**Supplied passage**:
ECHO Factsheet – Yemen – January 2018

FACTS & FIGURES

  • 22.2 million people (80% of population) in need of humanitarian assistance, of which, 11.3 million people in acute need

  • Over 3 million internally displaced (of which 0.9 million returnees)

  • 17.8 million people food insecure

  • 16.4 million people in need of basic health care

  • 16 million people lack access to safe water and sanitation

EU humanitarian funding:: €120 million in 2015 & 2016 €76.7 million in 2017

Introduction

Yemen remains the world’s largest humanitarian crisis. The country has been devastated by a war between forces loyal to the internationally-recognised government and those allied to the Houthi rebel movement. An estimated 22.2 million people - 80% of the population - are in need of humanitarian assistance or protection. This includes 11.3 million deemed to be in acute need; an increase of more than one million people since June 2017. The country is also suffering the largest cholera outbreak ever recorded in modern history, with over one million suspected cases reported in 2017 and over 2200 related deaths.

**Provided records**:
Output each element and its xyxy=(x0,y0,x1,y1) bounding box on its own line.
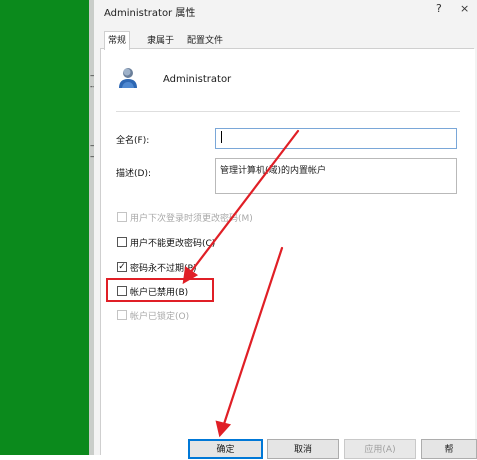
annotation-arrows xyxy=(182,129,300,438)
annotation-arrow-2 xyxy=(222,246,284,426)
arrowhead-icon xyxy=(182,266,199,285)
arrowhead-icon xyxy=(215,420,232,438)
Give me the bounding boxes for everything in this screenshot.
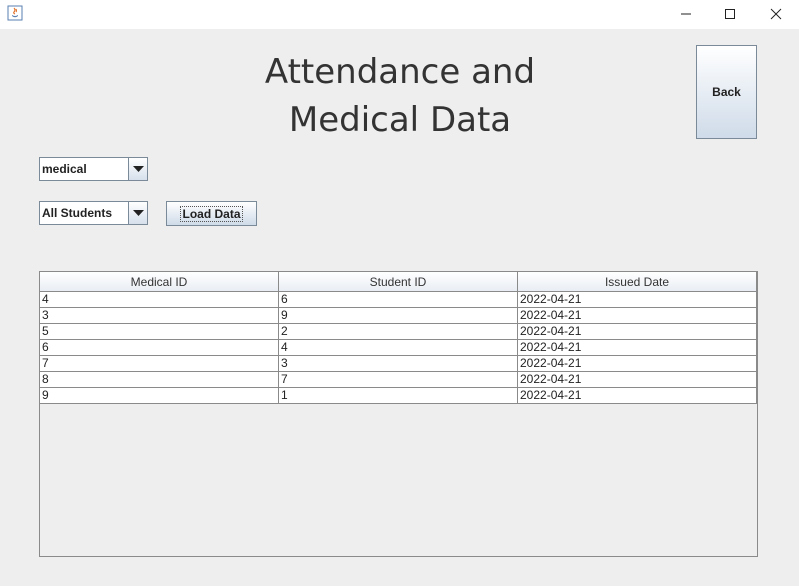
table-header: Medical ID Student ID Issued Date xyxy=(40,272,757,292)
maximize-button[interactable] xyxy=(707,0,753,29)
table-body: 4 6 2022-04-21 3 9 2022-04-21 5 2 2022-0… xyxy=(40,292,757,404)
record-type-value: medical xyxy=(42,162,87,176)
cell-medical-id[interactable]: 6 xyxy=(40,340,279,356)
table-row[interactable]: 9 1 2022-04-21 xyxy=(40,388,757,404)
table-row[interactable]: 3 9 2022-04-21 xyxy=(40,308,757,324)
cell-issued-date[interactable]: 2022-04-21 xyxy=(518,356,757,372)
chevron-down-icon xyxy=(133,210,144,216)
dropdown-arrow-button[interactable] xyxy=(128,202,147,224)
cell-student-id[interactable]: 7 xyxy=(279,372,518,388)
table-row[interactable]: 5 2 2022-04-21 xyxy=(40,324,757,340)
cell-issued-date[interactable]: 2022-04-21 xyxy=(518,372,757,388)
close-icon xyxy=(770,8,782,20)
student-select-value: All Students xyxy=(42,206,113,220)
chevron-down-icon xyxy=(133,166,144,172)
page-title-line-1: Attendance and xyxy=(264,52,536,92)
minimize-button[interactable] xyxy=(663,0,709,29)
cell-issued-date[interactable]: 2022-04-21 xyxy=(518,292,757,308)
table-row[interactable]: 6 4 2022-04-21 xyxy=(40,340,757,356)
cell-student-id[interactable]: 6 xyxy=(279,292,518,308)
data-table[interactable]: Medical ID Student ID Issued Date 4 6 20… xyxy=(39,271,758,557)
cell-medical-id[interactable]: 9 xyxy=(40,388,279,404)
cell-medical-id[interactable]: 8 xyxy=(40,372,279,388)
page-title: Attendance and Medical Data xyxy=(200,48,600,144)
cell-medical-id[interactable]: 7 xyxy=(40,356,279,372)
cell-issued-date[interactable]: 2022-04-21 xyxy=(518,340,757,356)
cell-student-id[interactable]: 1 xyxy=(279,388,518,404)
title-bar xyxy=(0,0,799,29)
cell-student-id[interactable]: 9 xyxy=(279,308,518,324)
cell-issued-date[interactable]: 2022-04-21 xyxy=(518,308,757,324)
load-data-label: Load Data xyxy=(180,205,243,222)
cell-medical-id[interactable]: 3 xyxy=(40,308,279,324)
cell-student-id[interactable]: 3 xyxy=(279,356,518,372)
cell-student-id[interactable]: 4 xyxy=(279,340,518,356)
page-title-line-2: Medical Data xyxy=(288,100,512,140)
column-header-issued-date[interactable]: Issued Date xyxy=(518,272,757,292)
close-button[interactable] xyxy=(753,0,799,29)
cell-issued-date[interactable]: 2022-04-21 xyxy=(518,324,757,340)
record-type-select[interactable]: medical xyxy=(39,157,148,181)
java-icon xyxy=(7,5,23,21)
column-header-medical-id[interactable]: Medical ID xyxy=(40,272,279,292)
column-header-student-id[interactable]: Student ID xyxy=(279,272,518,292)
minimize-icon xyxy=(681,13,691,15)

**Written problem 1**: Return the passage of the Yemen factsheet between "EU humanitarian funding:: €120" and "2200 related deaths.", inclusive, copying it exactly.
**Written problem 2**: Can you resume the Yemen factsheet right after its last sentence?
The rows aren't needed for this.

**Exercise result 1**:
EU humanitarian funding:: €120 million in 2015 & 2016 €76.7 million in 2017

Introduction

Yemen remains the world’s largest humanitarian crisis. The country has been devastated by a war between forces loyal to the internationally-recognised government and those allied to the Houthi rebel movement. An estimated 22.2 million people - 80% of the population - are in need of humanitarian assistance or protection. This includes 11.3 million deemed to be in acute need; an increase of more than one million people since June 2017. The country is also suffering the largest cholera outbreak ever recorded in modern history, with over one million suspected cases reported in 2017 and over 2200 related deaths.

**Exercise result 2**:
What are the needs?

Millions of Yemenis are affected by a triple man-made tragedy: the brutal armed conflict, a looming famine and the world's largest ever single-year cholera outbreak. Civilians are facing serious risks to their safety, well-being and basic rights. All parties to the conflict have repeatedly violated International Humanitarian Law (IHL) and houses, bridges and other critical infrastructure have been destroyed or damaged. Reports of grave violations against women and children have increased. Despite the tremendous scale of humanitarian needs—Yemen is classified by the UN as a Level 3 emergency—the country remains a neglected crisis, both financially and politically.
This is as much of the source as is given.